▸ Exercise goal:
List every line below containing "Sirius".

====

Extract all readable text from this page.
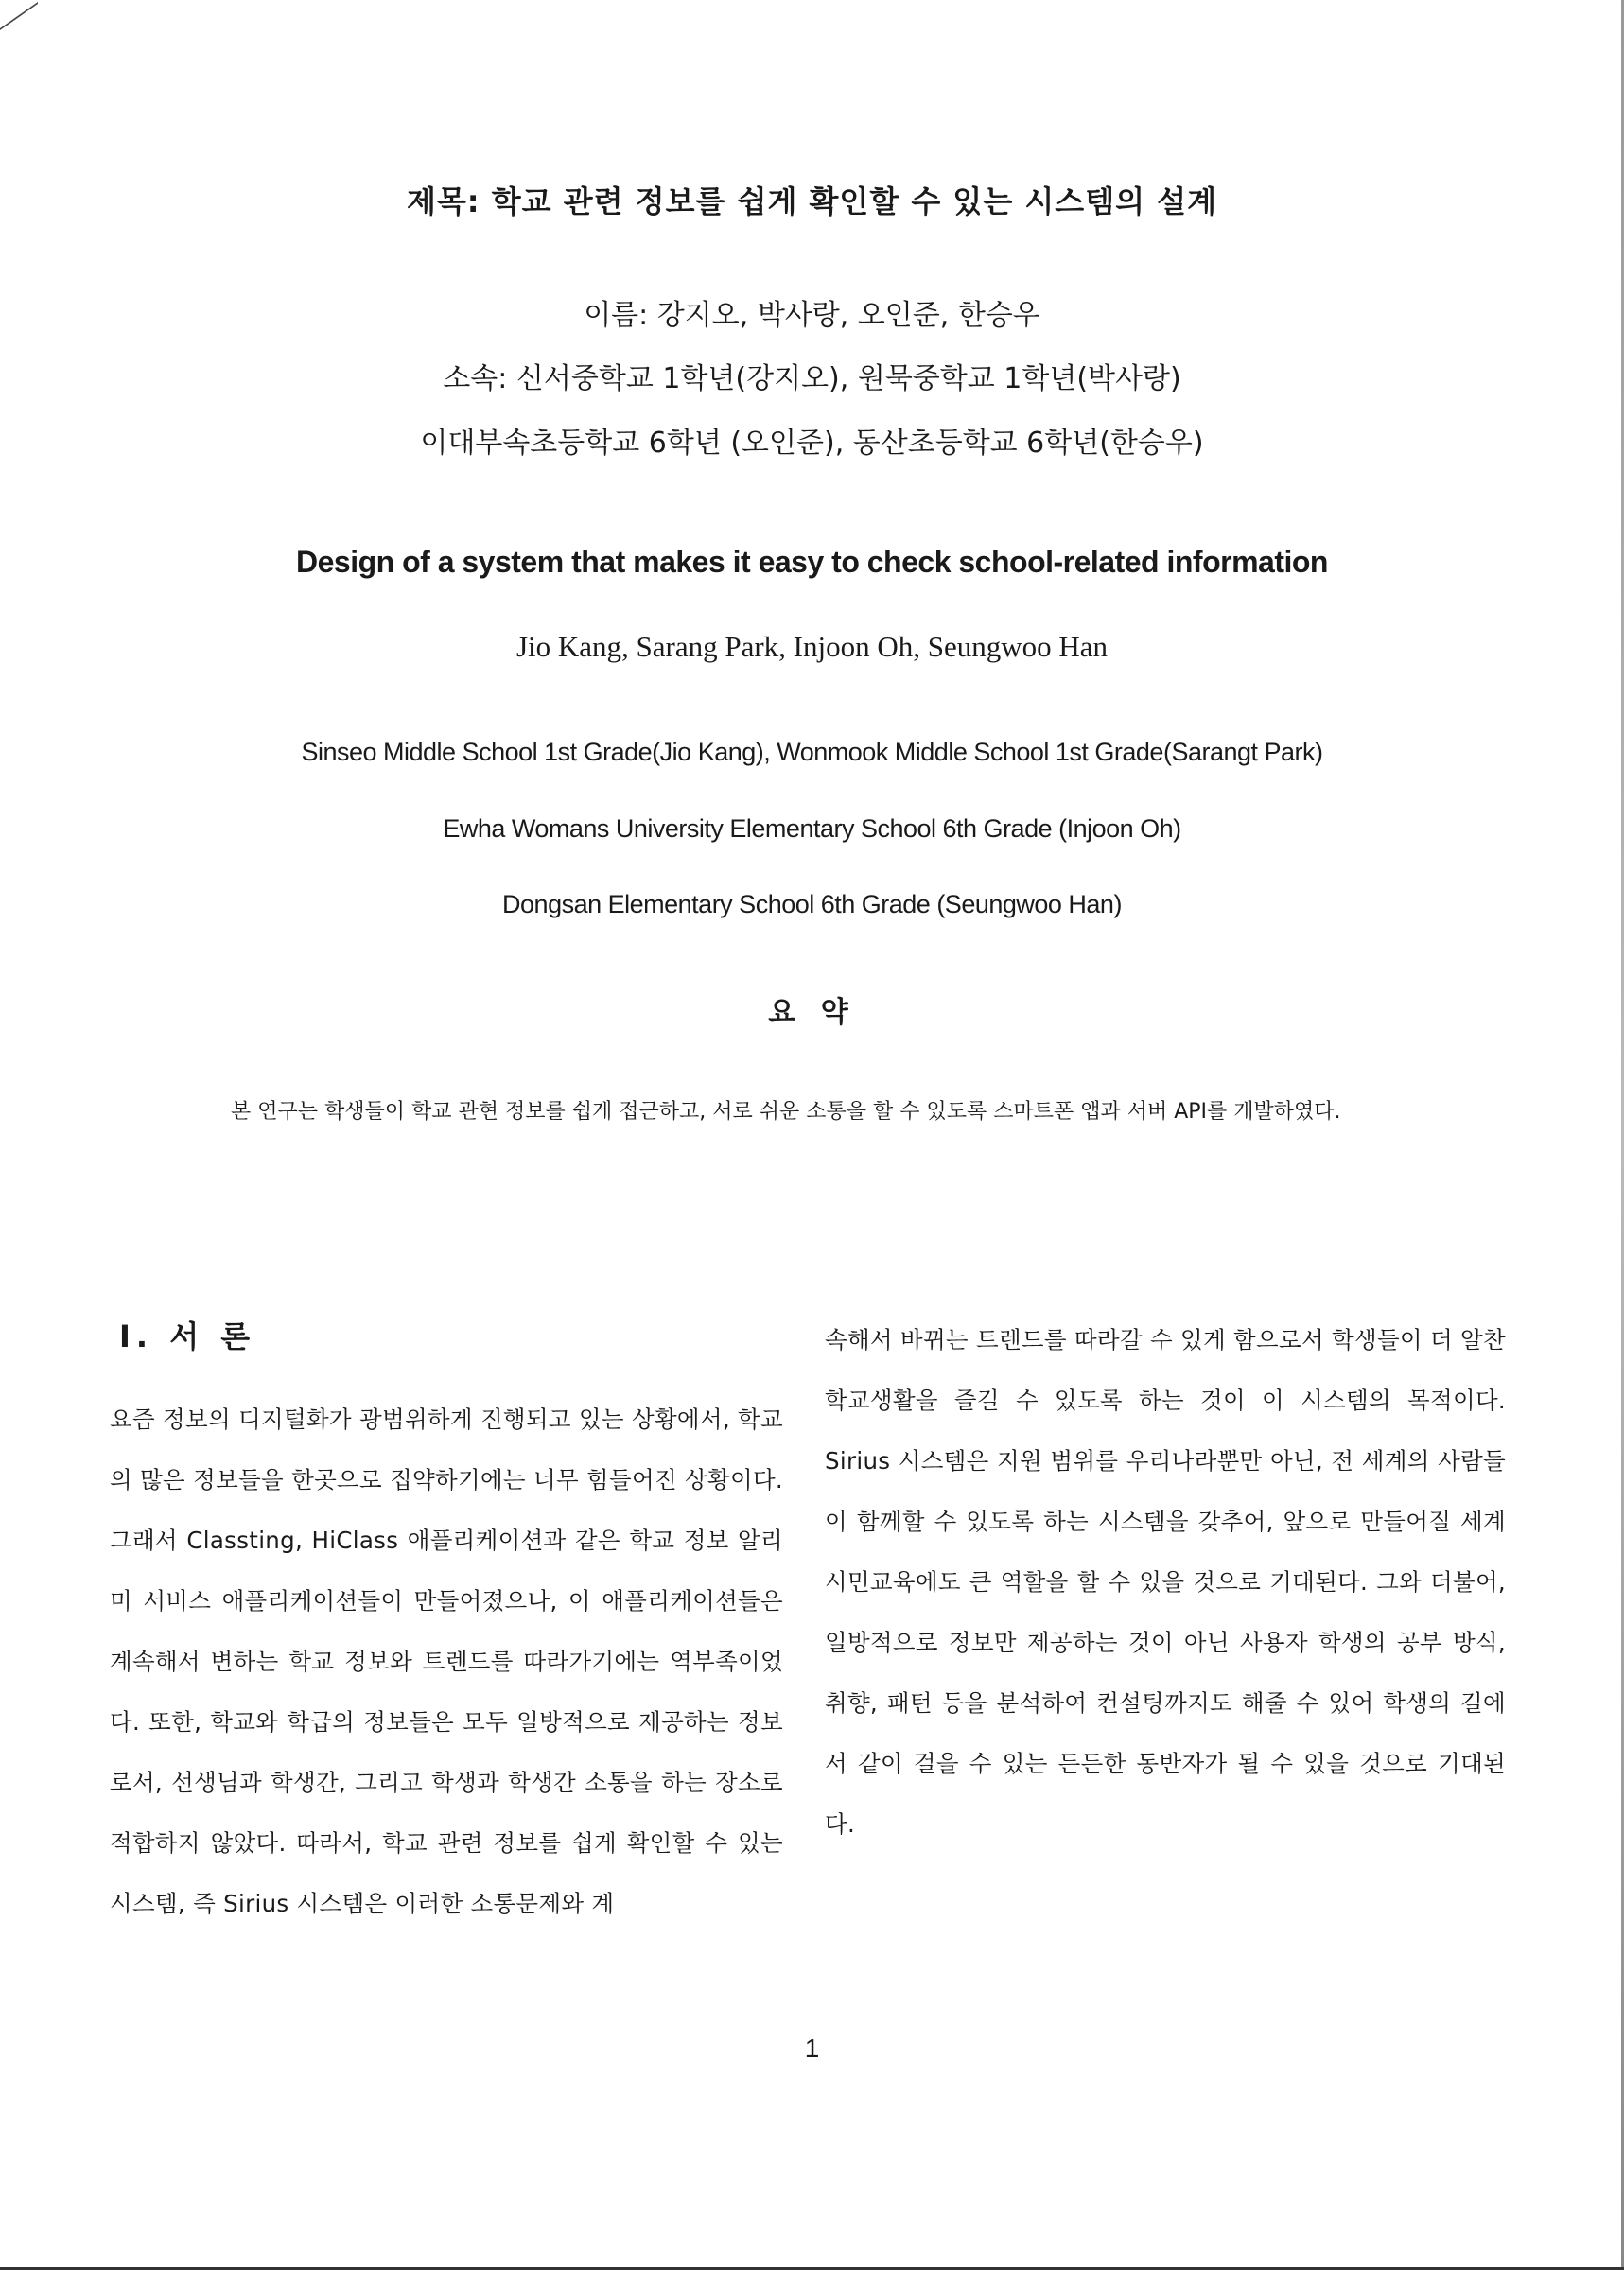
제목: 학교 관련 정보를 쉽게 확인할 수 있는 시스템의 설계
이름: 강지오, 박사랑, 오인준, 한승우
소속: 신서중학교 1학년(강지오), 원묵중학교 1학년(박사랑)
이대부속초등학교 6학년 (오인준), 동산초등학교 6학년(한승우)
Design of a system that makes it easy to check school-related information
Jio Kang, Sarang Park, Injoon Oh, Seungwoo Han
Sinseo Middle School 1st Grade(Jio Kang), Wonmook Middle School 1st Grade(Sarangt Park)
Ewha Womans University Elementary School 6th Grade (Injoon Oh)
Dongsan Elementary School 6th Grade (Seungwoo Han)
요 약
본 연구는 학생들이 학교 관현 정보를 쉽게 접근하고, 서로 쉬운 소통을 할 수 있도록 스마트폰 앱과 서버 API를 개발하였다.
I. 서 론
요즘 정보의 디지털화가 광범위하게 진행되고 있는 상황에서, 학교의 많은 정보들을 한곳으로 집약하기에는 너무 힘들어진 상황이다. 그래서 Classting, HiClass 애플리케이션과 같은 학교 정보 알리미 서비스 애플리케이션들이 만들어졌으나, 이 애플리케이션들은 계속해서 변하는 학교 정보와 트렌드를 따라가기에는 역부족이었다. 또한, 학교와 학급의 정보들은 모두 일방적으로 제공하는 정보로서, 선생님과 학생간, 그리고 학생과 학생간 소통을 하는 장소로 적합하지 않았다. 따라서, 학교 관련 정보를 쉽게 확인할 수 있는 시스템, 즉 Sirius 시스템은 이러한 소통문제와 계
속해서 바뀌는 트렌드를 따라갈 수 있게 함으로서 학생들이 더 알찬 학교생활을 즐길 수 있도록 하는 것이 이 시스템의 목적이다. Sirius 시스템은 지원 범위를 우리나라뿐만 아닌, 전 세계의 사람들이 함께할 수 있도록 하는 시스템을 갖추어, 앞으로 만들어질 세계시민교육에도 큰 역할을 할 수 있을 것으로 기대된다. 그와 더불어, 일방적으로 정보만 제공하는 것이 아닌 사용자 학생의 공부 방식, 취향, 패턴 등을 분석하여 컨설팅까지도 해줄 수 있어 학생의 길에서 같이 걸을 수 있는 든든한 동반자가 될 수 있을 것으로 기대된다.
1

====

▸ Result for this exercise:
요즘 정보의 디지털화가 광범위하게 진행되고 있는 상황에서, 학교의 많은 정보들을 한곳으로 집약하기에는 너무 힘들어진 상황이다. 그래서 Classting, HiClass 애플리케이션과 같은 학교 정보 알리미 서비스 애플리케이션들이 만들어졌으나, 이 애플리케이션들은 계속해서 변하는 학교 정보와 트렌드를 따라가기에는 역부족이었다. 또한, 학교와 학급의 정보들은 모두 일방적으로 제공하는 정보로서, 선생님과 학생간, 그리고 학생과 학생간 소통을 하는 장소로 적합하지 않았다. 따라서, 학교 관련 정보를 쉽게 확인할 수 있는 시스템, 즉 Sirius 시스템은 이러한 소통문제와 계
속해서 바뀌는 트렌드를 따라갈 수 있게 함으로서 학생들이 더 알찬 학교생활을 즐길 수 있도록 하는 것이 이 시스템의 목적이다. Sirius 시스템은 지원 범위를 우리나라뿐만 아닌, 전 세계의 사람들이 함께할 수 있도록 하는 시스템을 갖추어, 앞으로 만들어질 세계시민교육에도 큰 역할을 할 수 있을 것으로 기대된다. 그와 더불어, 일방적으로 정보만 제공하는 것이 아닌 사용자 학생의 공부 방식, 취향, 패턴 등을 분석하여 컨설팅까지도 해줄 수 있어 학생의 길에서 같이 걸을 수 있는 든든한 동반자가 될 수 있을 것으로 기대된다.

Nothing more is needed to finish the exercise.